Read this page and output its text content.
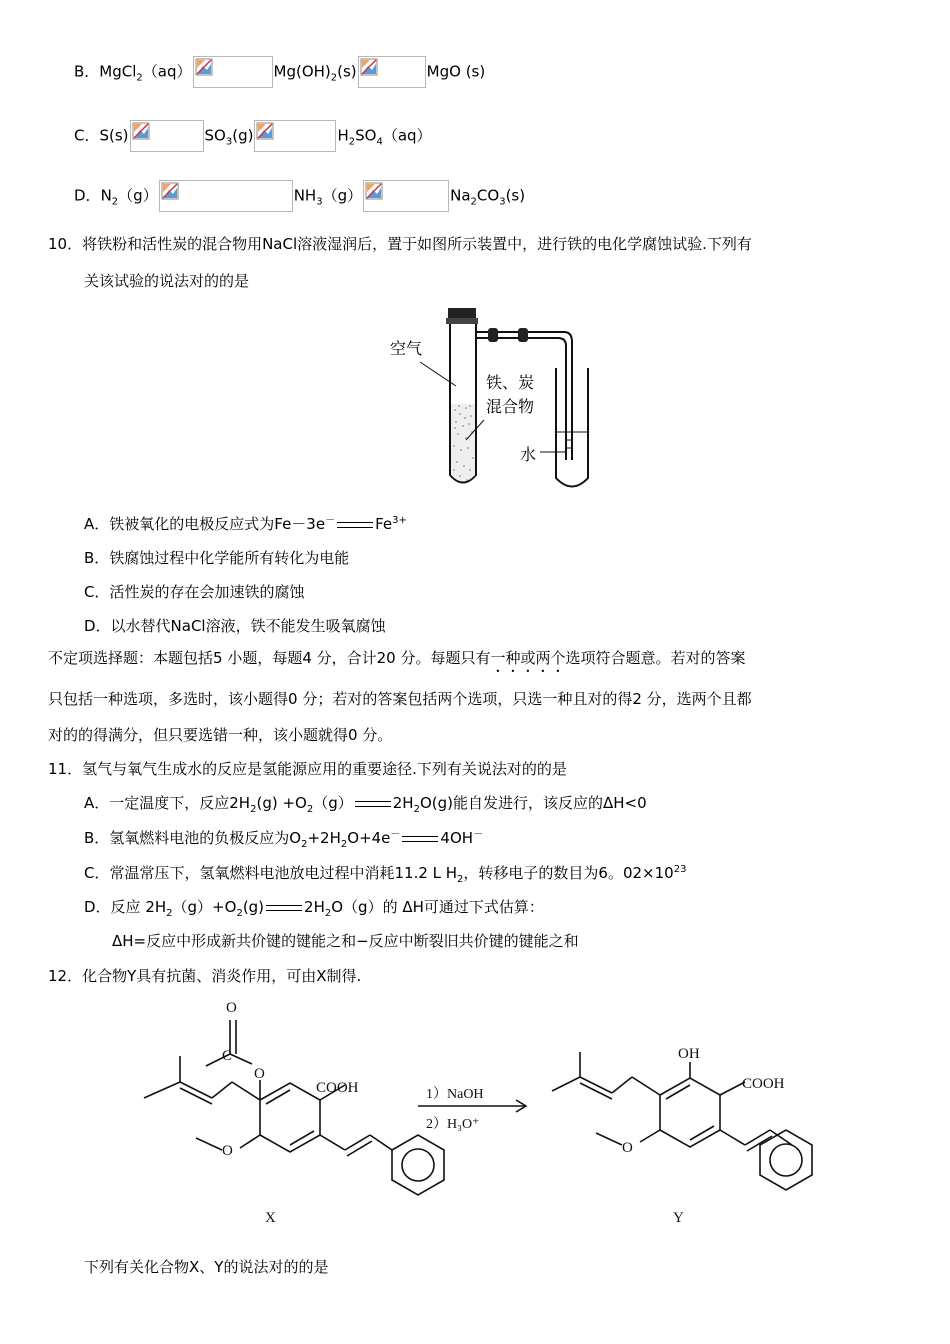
B．MgCl$_2$（aq）	$Mg(OH)_2(s)$	MgO (s)
C．S(s)	$SO_3(g)$	$H_2SO_4(aq)$
D．$N_2(g)$	$NH_3(g)$	$Na_2CO_3(s)$
10．将铁粉和活性炭的混合物用NaCl溶液湿润后，置于如图所示装置中，进行铁的电化学腐蚀试验.下列有
关该试验的说法对的的是
空气
铁、炭
混合物
水
A．铁被氧化的电极反应式为Fe－3e－	$Fe^{3+}$
B．铁腐蚀过程中化学能所有转化为电能
C．活性炭的存在会加速铁的腐蚀
D．以水替代NaCl溶液，铁不能发生吸氧腐蚀
不定项选择题：本题包括5 小题，每题4 分，合计20 分。每题只有一种或两个选项符合题意。若对的答案
只包括一种选项，多选时，该小题得0 分；若对的答案包括两个选项，只选一种且对的得2 分，选两个且都
对的的得满分，但只要选错一种，该小题就得0 分。
11．氢气与氧气生成水的反应是氢能源应用的重要途径.下列有关说法对的的是
A．一定温度下，反应$2H_2(g) +O_2(g)$	$2H_2O(g)$能自发进行，该反应的ΔH<0
B．氢氧燃料电池的负极反应为$O_2+2H_2O+4e^-$	4OH－
C．常温常压下，氢氧燃料电池放电过程中消耗11.2 L $H_2$，转移电子的数目为6。$02\times 10^{23}$
D．反应 $2H_2(g)+O_2(g)$	$2H_2O(g)$的 ΔH可通过下式估算：
ΔH=反应中形成新共价键的键能之和−反应中断裂旧共价键的键能之和
12．化合物Y具有抗菌、消炎作用，可由X制得.
O
C
O
COOH
O
X
1）NaOH
2）H₃O⁺
OH
COOH
O
Y
下列有关化合物X、Y的说法对的的是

* * * * * * *

_Goal:_
Transcribe every entry above exactly. Omit all pictures.

_Response to the exercise:_
Read this page and output its text content.
B．MgCl$_2$（aq）	$Mg(OH)_2(s)$	MgO (s)
C．S(s)	$SO_3(g)$	$H_2SO_4(aq)$
D．$N_2(g)$	$NH_3(g)$	$Na_2CO_3(s)$
10．将铁粉和活性炭的混合物用NaCl溶液湿润后，置于如图所示装置中，进行铁的电化学腐蚀试验.下列有
关该试验的说法对的的是
空气
铁、炭
混合物
水
A．铁被氧化的电极反应式为Fe－3e－	$Fe^{3+}$
B．铁腐蚀过程中化学能所有转化为电能
C．活性炭的存在会加速铁的腐蚀
D．以水替代NaCl溶液，铁不能发生吸氧腐蚀
不定项选择题：本题包括5 小题，每题4 分，合计20 分。每题只有一种或两个选项符合题意。若对的答案
只包括一种选项，多选时，该小题得0 分；若对的答案包括两个选项，只选一种且对的得2 分，选两个且都
对的的得满分，但只要选错一种，该小题就得0 分。
11．氢气与氧气生成水的反应是氢能源应用的重要途径.下列有关说法对的的是
A．一定温度下，反应$2H_2(g) +O_2(g)$	$2H_2O(g)$能自发进行，该反应的ΔH<0
B．氢氧燃料电池的负极反应为$O_2+2H_2O+4e^-$	4OH－
C．常温常压下，氢氧燃料电池放电过程中消耗11.2 L $H_2$，转移电子的数目为6。$02\times 10^{23}$
D．反应 $2H_2(g)+O_2(g)$	$2H_2O(g)$的 ΔH可通过下式估算：
ΔH=反应中形成新共价键的键能之和−反应中断裂旧共价键的键能之和
12．化合物Y具有抗菌、消炎作用，可由X制得.
O
C
O
COOH
O
X
1）NaOH
2）H₃O⁺
OH
COOH
O
Y
下列有关化合物X、Y的说法对的的是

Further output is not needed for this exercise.